#### [Data provided]
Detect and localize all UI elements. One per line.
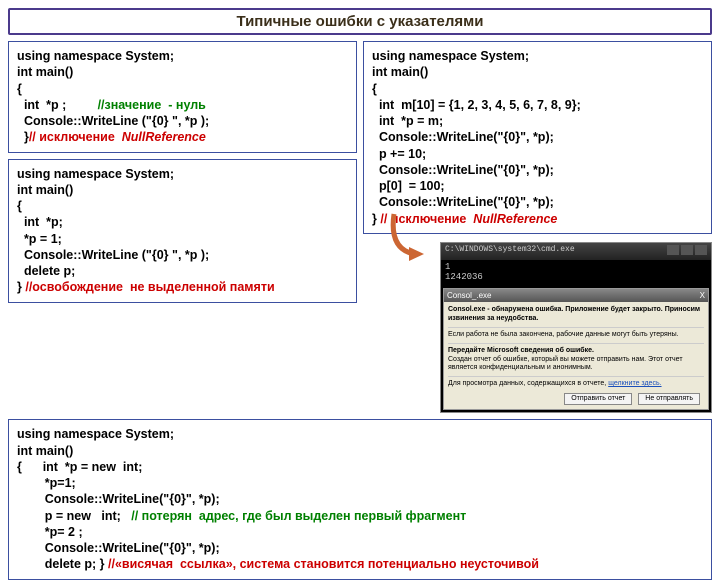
code-line: { bbox=[17, 199, 22, 213]
code-box-1: using namespace System; int main() { int… bbox=[8, 41, 357, 153]
code-comment: //значение - нуль bbox=[98, 98, 206, 112]
console-line: 1 bbox=[445, 262, 450, 272]
columns: using namespace System; int main() { int… bbox=[8, 41, 712, 413]
code-error: // исключение bbox=[29, 130, 122, 144]
code-box-2: using namespace System; int main() { int… bbox=[8, 159, 357, 303]
dialog-titlebar: Consol_.exe X bbox=[444, 289, 708, 303]
code-line: using namespace System; bbox=[372, 49, 529, 63]
code-line: Console::WriteLine("{0}", *p); bbox=[372, 163, 554, 177]
window-buttons bbox=[665, 245, 707, 258]
code-error-name: NullReference bbox=[473, 212, 557, 226]
code-line: int *p ; bbox=[17, 98, 98, 112]
code-line: } bbox=[17, 130, 29, 144]
code-line: { int *p = new int; bbox=[17, 460, 142, 474]
code-line: using namespace System; bbox=[17, 427, 174, 441]
dialog-section: Передайте Microsoft сведения об ошибке. … bbox=[448, 343, 704, 372]
code-comment: // потерян адрес, где был выделен первый… bbox=[131, 509, 466, 523]
code-line: Console::WriteLine("{0}", *p); bbox=[372, 130, 554, 144]
code-line: p += 10; bbox=[372, 147, 426, 161]
code-line: Console::WriteLine("{0}", *p); bbox=[372, 195, 554, 209]
code-line: int *p = m; bbox=[372, 114, 443, 128]
code-line: delete p; bbox=[17, 264, 75, 278]
send-button: Отправить отчет bbox=[564, 393, 632, 405]
dialog-section: Для просмотра данных, содержащихся в отч… bbox=[448, 376, 704, 388]
window-titlebar: C:\WINDOWS\system32\cmd.exe bbox=[441, 243, 711, 260]
error-dialog: Consol_.exe X Consol.exe - обнаружена оши… bbox=[443, 288, 709, 411]
code-line: int main() bbox=[17, 444, 73, 458]
dialog-heading: Consol.exe - обнаружена ошибка. Приложен… bbox=[448, 306, 700, 321]
dialog-title: Consol_.exe bbox=[447, 291, 491, 301]
code-line: Console::WriteLine ("{0} ", *p ); bbox=[17, 114, 209, 128]
dont-send-button: Не отправлять bbox=[638, 393, 700, 405]
page-title: Типичные ошибки с указателями bbox=[8, 8, 712, 35]
code-line: *p=1; bbox=[17, 476, 76, 490]
console-screenshot: C:\WINDOWS\system32\cmd.exe 1 1242036 Co… bbox=[440, 242, 712, 414]
code-line: Console::WriteLine("{0}", *p); bbox=[17, 541, 220, 555]
code-line: p = new int; bbox=[17, 509, 131, 523]
code-line: { bbox=[17, 82, 22, 96]
code-error: //освобождение не выделенной памяти bbox=[25, 280, 274, 294]
console-output: 1 1242036 bbox=[441, 260, 711, 286]
code-line: { bbox=[372, 82, 377, 96]
code-line: int *p; bbox=[17, 215, 63, 229]
code-line: *p= 2 ; bbox=[17, 525, 83, 539]
dialog-text: Создан отчет об ошибке, который вы может… bbox=[448, 356, 683, 371]
left-column: using namespace System; int main() { int… bbox=[8, 41, 357, 413]
window-title: C:\WINDOWS\system32\cmd.exe bbox=[445, 245, 575, 258]
code-line: int main() bbox=[17, 65, 73, 79]
console-line: 1242036 bbox=[445, 272, 483, 282]
close-icon: X bbox=[700, 291, 705, 301]
dialog-link: щелкните здесь. bbox=[608, 380, 661, 387]
dialog-section: Если работа не была закончена, рабочие д… bbox=[448, 327, 704, 339]
code-line: using namespace System; bbox=[17, 49, 174, 63]
code-line: int main() bbox=[372, 65, 428, 79]
code-line: Console::WriteLine("{0}", *p); bbox=[17, 492, 220, 506]
code-line: int main() bbox=[17, 183, 73, 197]
arrow-icon bbox=[384, 209, 434, 273]
code-line: *p = 1; bbox=[17, 232, 62, 246]
code-line: int m[10] = {1, 2, 3, 4, 5, 6, 7, 8, 9}; bbox=[372, 98, 581, 112]
code-line: using namespace System; bbox=[17, 167, 174, 181]
dialog-subheading: Передайте Microsoft сведения об ошибке. bbox=[448, 347, 594, 354]
right-column: using namespace System; int main() { int… bbox=[363, 41, 712, 413]
code-error-name: NullReference bbox=[122, 130, 206, 144]
code-box-3: using namespace System; int main() { int… bbox=[363, 41, 712, 234]
dialog-text: Для просмотра данных, содержащихся в отч… bbox=[448, 380, 608, 387]
code-line: delete p; } bbox=[17, 557, 108, 571]
code-line: Console::WriteLine ("{0} ", *p ); bbox=[17, 248, 209, 262]
code-error: //«висячая ссылка», система становится п… bbox=[108, 557, 539, 571]
code-line: p[0] = 100; bbox=[372, 179, 445, 193]
code-box-4: using namespace System; int main() { int… bbox=[8, 419, 712, 579]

#### [Task instructions]
Starting at the entry line that has "199, 22, 213]" and stopping after the one that has "code-comment: // потерян", rewrite those lines with every "code-line" renamed to "source-line" and nothing else altered.

#### [Correct answer]
source-line: { bbox=[17, 199, 22, 213]
code-box-1: using namespace System; int main() { int… bbox=[8, 41, 357, 153]
code-comment: //значение - нуль bbox=[98, 98, 206, 112]
console-line: 1 bbox=[445, 262, 450, 272]
columns: using namespace System; int main() { int… bbox=[8, 41, 712, 413]
code-error: // исключение bbox=[29, 130, 122, 144]
code-box-2: using namespace System; int main() { int… bbox=[8, 159, 357, 303]
dialog-titlebar: Consol_.exe X bbox=[444, 289, 708, 303]
source-line: using namespace System; bbox=[372, 49, 529, 63]
source-line: Console::WriteLine("{0}", *p); bbox=[372, 163, 554, 177]
window-buttons bbox=[665, 245, 707, 258]
code-error-name: NullReference bbox=[473, 212, 557, 226]
source-line: int *p ; bbox=[17, 98, 98, 112]
source-line: } bbox=[17, 130, 29, 144]
source-line: { int *p = new int; bbox=[17, 460, 142, 474]
source-line: using namespace System; bbox=[17, 427, 174, 441]
dialog-section: Передайте Microsoft сведения об ошибке. … bbox=[448, 343, 704, 372]
code-comment: // потерян адрес, где был выделен первый… bbox=[131, 509, 466, 523]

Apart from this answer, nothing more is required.